* **INFORMATION GIVEN**:
────────────────────

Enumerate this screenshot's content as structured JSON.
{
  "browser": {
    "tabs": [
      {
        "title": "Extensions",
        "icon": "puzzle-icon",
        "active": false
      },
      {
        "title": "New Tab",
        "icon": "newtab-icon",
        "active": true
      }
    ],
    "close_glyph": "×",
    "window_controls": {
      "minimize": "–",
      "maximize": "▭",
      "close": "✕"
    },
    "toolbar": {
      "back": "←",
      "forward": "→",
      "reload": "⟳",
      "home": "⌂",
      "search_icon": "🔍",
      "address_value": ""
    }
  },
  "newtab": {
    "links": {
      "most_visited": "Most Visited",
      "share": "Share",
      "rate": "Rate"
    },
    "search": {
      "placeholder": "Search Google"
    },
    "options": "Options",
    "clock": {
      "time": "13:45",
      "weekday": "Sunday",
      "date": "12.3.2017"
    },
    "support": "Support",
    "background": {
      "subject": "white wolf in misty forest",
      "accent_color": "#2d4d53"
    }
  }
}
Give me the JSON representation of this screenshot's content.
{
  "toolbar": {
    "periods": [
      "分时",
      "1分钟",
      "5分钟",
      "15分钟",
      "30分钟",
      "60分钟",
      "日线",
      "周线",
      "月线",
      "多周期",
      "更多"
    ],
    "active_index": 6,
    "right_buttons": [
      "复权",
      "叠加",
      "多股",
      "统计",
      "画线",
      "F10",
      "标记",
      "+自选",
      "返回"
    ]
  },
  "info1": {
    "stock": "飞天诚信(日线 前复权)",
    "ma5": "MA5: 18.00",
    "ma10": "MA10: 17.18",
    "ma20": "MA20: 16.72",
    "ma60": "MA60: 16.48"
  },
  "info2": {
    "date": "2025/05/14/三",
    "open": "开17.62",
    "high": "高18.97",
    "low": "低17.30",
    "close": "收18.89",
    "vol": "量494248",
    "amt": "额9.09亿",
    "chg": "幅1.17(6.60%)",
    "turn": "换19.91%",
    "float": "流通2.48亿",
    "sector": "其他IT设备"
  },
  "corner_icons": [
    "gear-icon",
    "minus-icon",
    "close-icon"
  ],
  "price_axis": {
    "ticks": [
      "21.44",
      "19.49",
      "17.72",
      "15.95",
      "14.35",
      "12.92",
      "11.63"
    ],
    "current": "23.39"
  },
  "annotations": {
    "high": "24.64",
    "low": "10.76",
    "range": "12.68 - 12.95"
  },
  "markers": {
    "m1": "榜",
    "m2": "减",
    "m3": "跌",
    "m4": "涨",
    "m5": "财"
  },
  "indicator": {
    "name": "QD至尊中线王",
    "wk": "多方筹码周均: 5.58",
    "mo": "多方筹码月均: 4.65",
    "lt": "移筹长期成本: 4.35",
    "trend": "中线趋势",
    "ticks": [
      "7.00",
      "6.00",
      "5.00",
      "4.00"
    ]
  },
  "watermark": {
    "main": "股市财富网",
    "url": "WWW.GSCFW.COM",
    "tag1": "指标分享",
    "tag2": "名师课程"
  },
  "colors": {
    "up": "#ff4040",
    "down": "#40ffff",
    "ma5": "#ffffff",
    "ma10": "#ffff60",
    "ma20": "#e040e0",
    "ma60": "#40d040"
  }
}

────────────────────

* **PROBLEM STATEMENT**:
Write out the listing once more, matching it exactly.

* **EXERCISE OUTPUT**:
Enumerate this screenshot's content as structured JSON.
{
  "browser": {
    "tabs": [
      {
        "title": "Extensions",
        "icon": "puzzle-icon",
        "active": false
      },
      {
        "title": "New Tab",
        "icon": "newtab-icon",
        "active": true
      }
    ],
    "close_glyph": "×",
    "window_controls": {
      "minimize": "–",
      "maximize": "▭",
      "close": "✕"
    },
    "toolbar": {
      "back": "←",
      "forward": "→",
      "reload": "⟳",
      "home": "⌂",
      "search_icon": "🔍",
      "address_value": ""
    }
  },
  "newtab": {
    "links": {
      "most_visited": "Most Visited",
      "share": "Share",
      "rate": "Rate"
    },
    "search": {
      "placeholder": "Search Google"
    },
    "options": "Options",
    "clock": {
      "time": "13:45",
      "weekday": "Sunday",
      "date": "12.3.2017"
    },
    "support": "Support",
    "background": {
      "subject": "white wolf in misty forest",
      "accent_color": "#2d4d53"
    }
  }
}
Give me the JSON representation of this screenshot's content.
{
  "toolbar": {
    "periods": [
      "分时",
      "1分钟",
      "5分钟",
      "15分钟",
      "30分钟",
      "60分钟",
      "日线",
      "周线",
      "月线",
      "多周期",
      "更多"
    ],
    "active_index": 6,
    "right_buttons": [
      "复权",
      "叠加",
      "多股",
      "统计",
      "画线",
      "F10",
      "标记",
      "+自选",
      "返回"
    ]
  },
  "info1": {
    "stock": "飞天诚信(日线 前复权)",
    "ma5": "MA5: 18.00",
    "ma10": "MA10: 17.18",
    "ma20": "MA20: 16.72",
    "ma60": "MA60: 16.48"
  },
  "info2": {
    "date": "2025/05/14/三",
    "open": "开17.62",
    "high": "高18.97",
    "low": "低17.30",
    "close": "收18.89",
    "vol": "量494248",
    "amt": "额9.09亿",
    "chg": "幅1.17(6.60%)",
    "turn": "换19.91%",
    "float": "流通2.48亿",
    "sector": "其他IT设备"
  },
  "corner_icons": [
    "gear-icon",
    "minus-icon",
    "close-icon"
  ],
  "price_axis": {
    "ticks": [
      "21.44",
      "19.49",
      "17.72",
      "15.95",
      "14.35",
      "12.92",
      "11.63"
    ],
    "current": "23.39"
  },
  "annotations": {
    "high": "24.64",
    "low": "10.76",
    "range": "12.68 - 12.95"
  },
  "markers": {
    "m1": "榜",
    "m2": "减",
    "m3": "跌",
    "m4": "涨",
    "m5": "财"
  },
  "indicator": {
    "name": "QD至尊中线王",
    "wk": "多方筹码周均: 5.58",
    "mo": "多方筹码月均: 4.65",
    "lt": "移筹长期成本: 4.35",
    "trend": "中线趋势",
    "ticks": [
      "7.00",
      "6.00",
      "5.00",
      "4.00"
    ]
  },
  "watermark": {
    "main": "股市财富网",
    "url": "WWW.GSCFW.COM",
    "tag1": "指标分享",
    "tag2": "名师课程"
  },
  "colors": {
    "up": "#ff4040",
    "down": "#40ffff",
    "ma5": "#ffffff",
    "ma10": "#ffff60",
    "ma20": "#e040e0",
    "ma60": "#40d040"
  }
}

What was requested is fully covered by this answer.